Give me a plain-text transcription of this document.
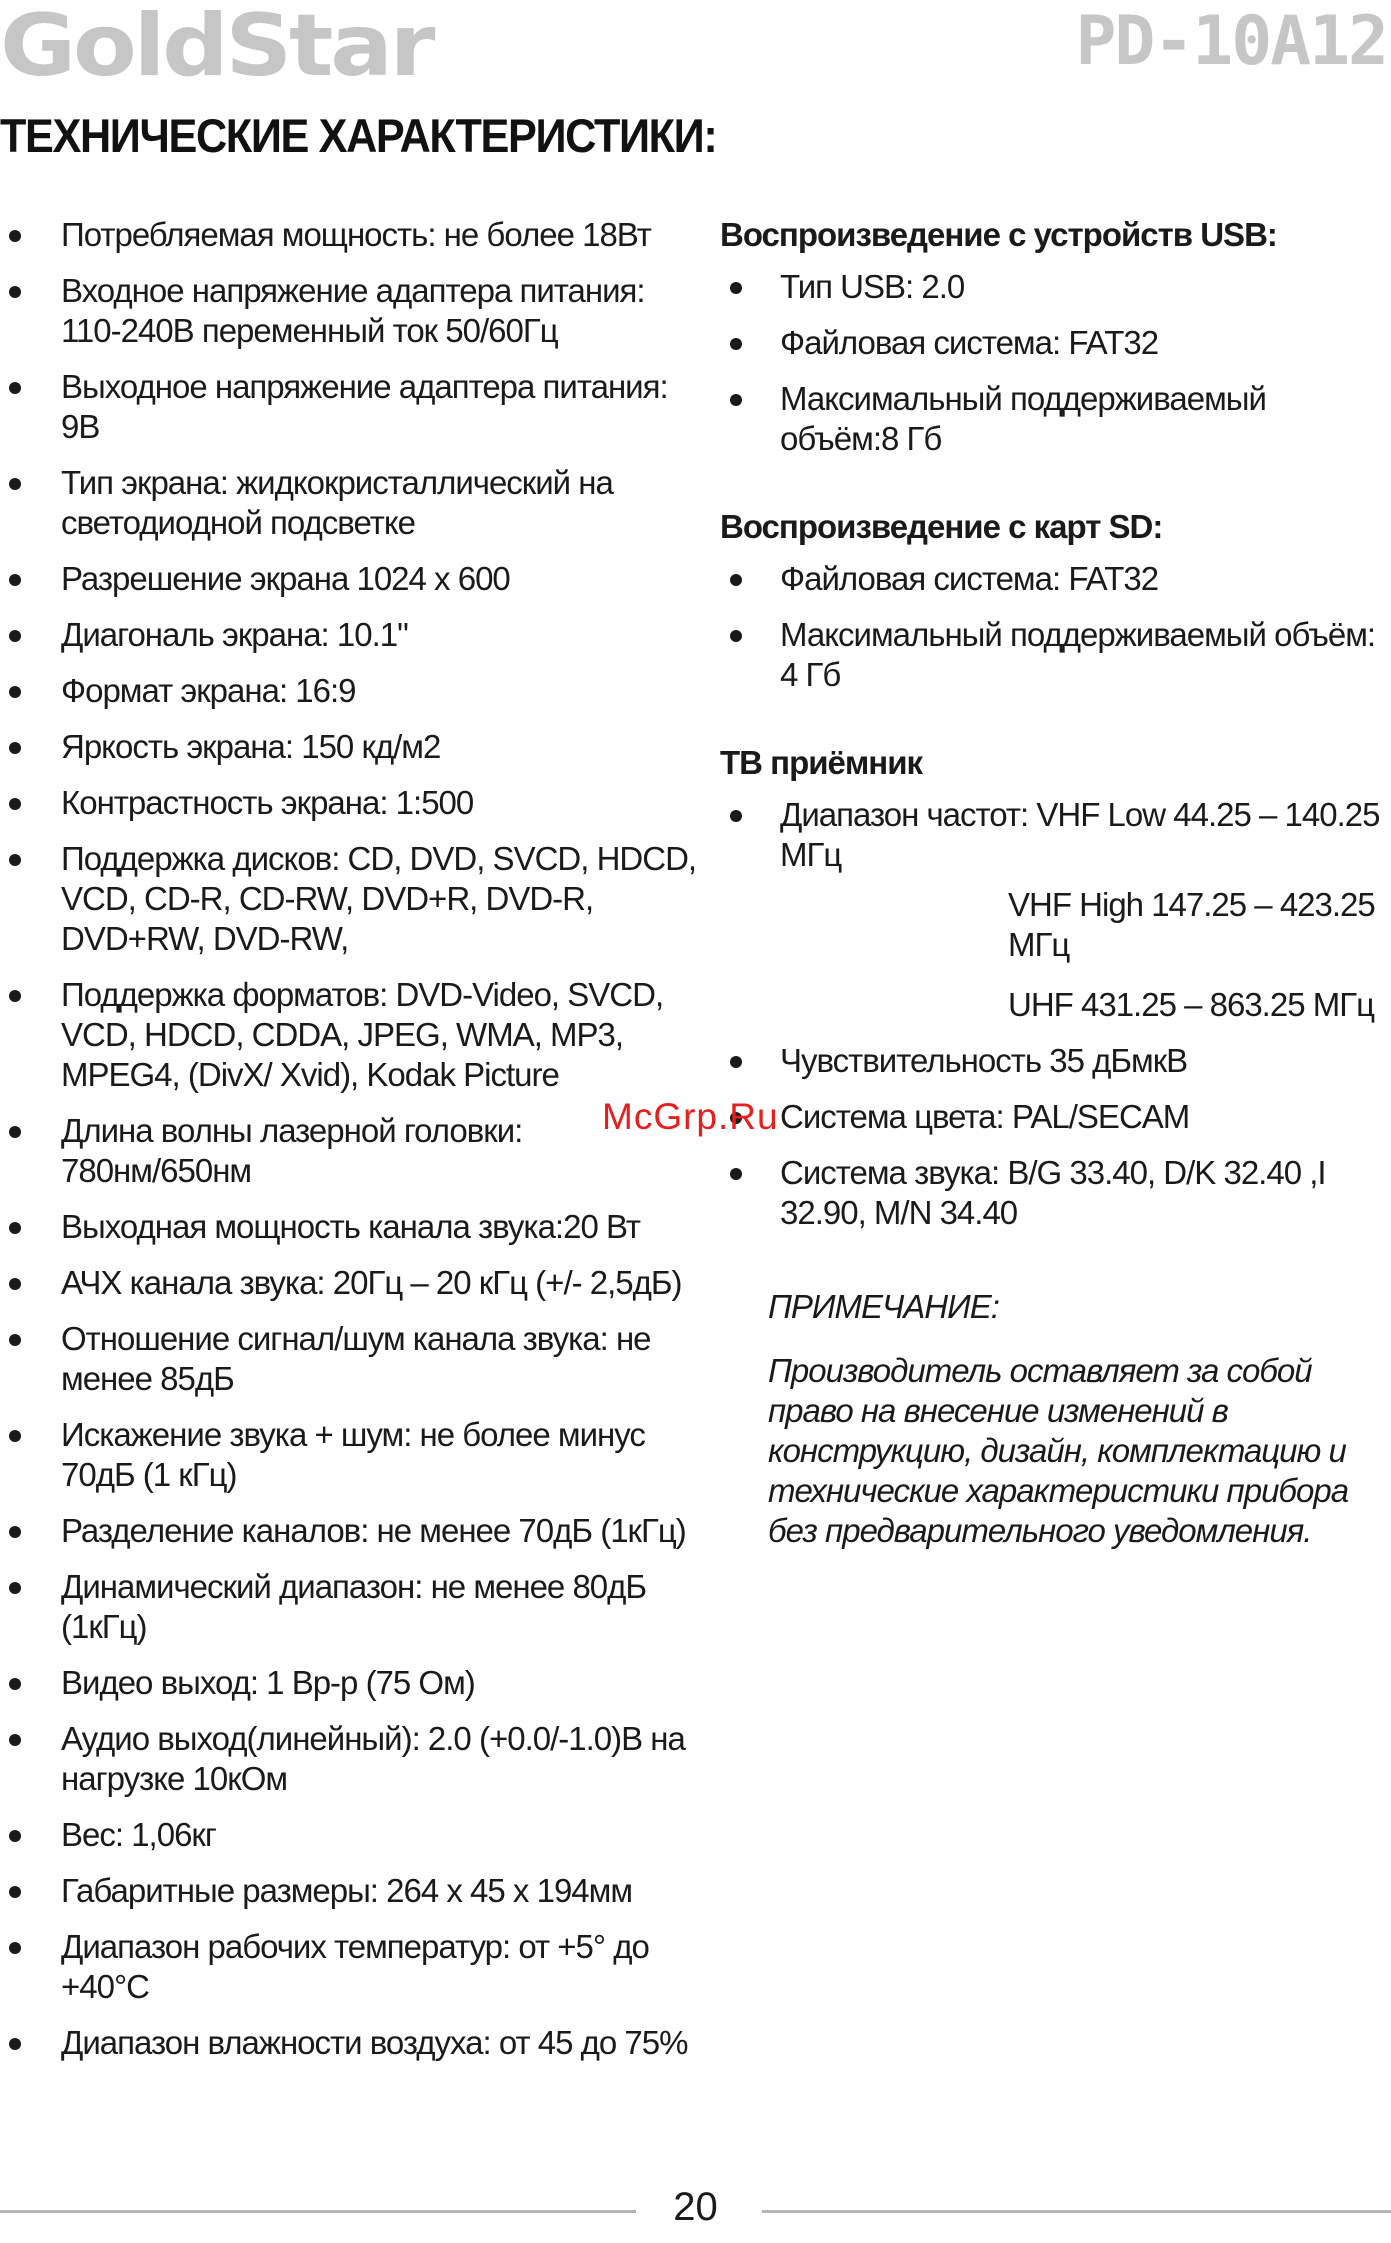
GoldStar	PD-10A12
ТЕХНИЧЕСКИЕ ХАРАКТЕРИСТИКИ:
Потребляемая мощность: не более 18Вт
Входное напряжение адаптера питания: 110-240В переменный ток 50/60Гц
Выходное напряжение адаптера питания: 9В
Тип экрана: жидкокристаллический на светодиодной подсветке
Разрешение экрана 1024 х 600
Диагональ экрана: 10.1"
Формат экрана: 16:9
Яркость экрана: 150 кд/м2
Контрастность экрана: 1:500
Поддержка дисков: CD, DVD, SVCD, HDCD, VCD, CD-R, CD-RW, DVD+R, DVD-R, DVD+RW, DVD-RW,
Поддержка форматов: DVD-Video, SVCD, VCD, HDCD, CDDA, JPEG, WMA, MP3, MPEG4, (DivX/ Xvid), Kodak Picture
Длина волны лазерной головки: 780нм/650нм
Выходная мощность канала звука:20 Вт
АЧХ канала звука: 20Гц – 20 кГц (+/- 2,5дБ)
Отношение сигнал/шум канала звука: не менее 85дБ
Искажение звука + шум: не более минус 70дБ (1 кГц)
Разделение каналов: не менее 70дБ (1кГц)
Динамический диапазон: не менее 80дБ (1кГц)
Видео выход: 1 Вр-р (75 Ом)
Аудио выход(линейный): 2.0 (+0.0/-1.0)В на нагрузке 10кОм
Вес: 1,06кг
Габаритные размеры: 264 х 45 х 194мм
Диапазон рабочих температур: от +5° до +40°С
Диапазон влажности воздуха: от 45 до 75%
Воспроизведение с устройств USB:
Тип USB: 2.0
Файловая система: FAT32
Максимальный поддерживаемый объём:8 Гб
Воспроизведение с карт SD:
Файловая система: FAT32
Максимальный поддерживаемый объём: 4 Гб
ТВ приёмник
Диапазон частот: VHF Low 44.25 – 140.25 МГц
VHF High 147.25 – 423.25 МГц
UHF 431.25 – 863.25 МГц
Чувствительность 35 дБмкВ
Система цвета: PAL/SECAM
Система звука: B/G 33.40, D/K 32.40 ,I 32.90, M/N 34.40
ПРИМЕЧАНИЕ:
Производитель оставляет за собой право на внесение изменений в конструкцию, дизайн, комплектацию и технические характеристики прибора без предварительного уведомления.
McGrp.Ru
20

-=-=-

**TASK REQUIREMENTS**
Go through the records and pull out each line that includes the word "HDCD".

**TASK SOLUTION**
Поддержка дисков: CD, DVD, SVCD, HDCD, VCD, CD-R, CD-RW, DVD+R, DVD-R, DVD+RW, DVD-RW,
Поддержка форматов: DVD-Video, SVCD, VCD, HDCD, CDDA, JPEG, WMA, MP3, MPEG4, (DivX/ Xvid), Kodak Picture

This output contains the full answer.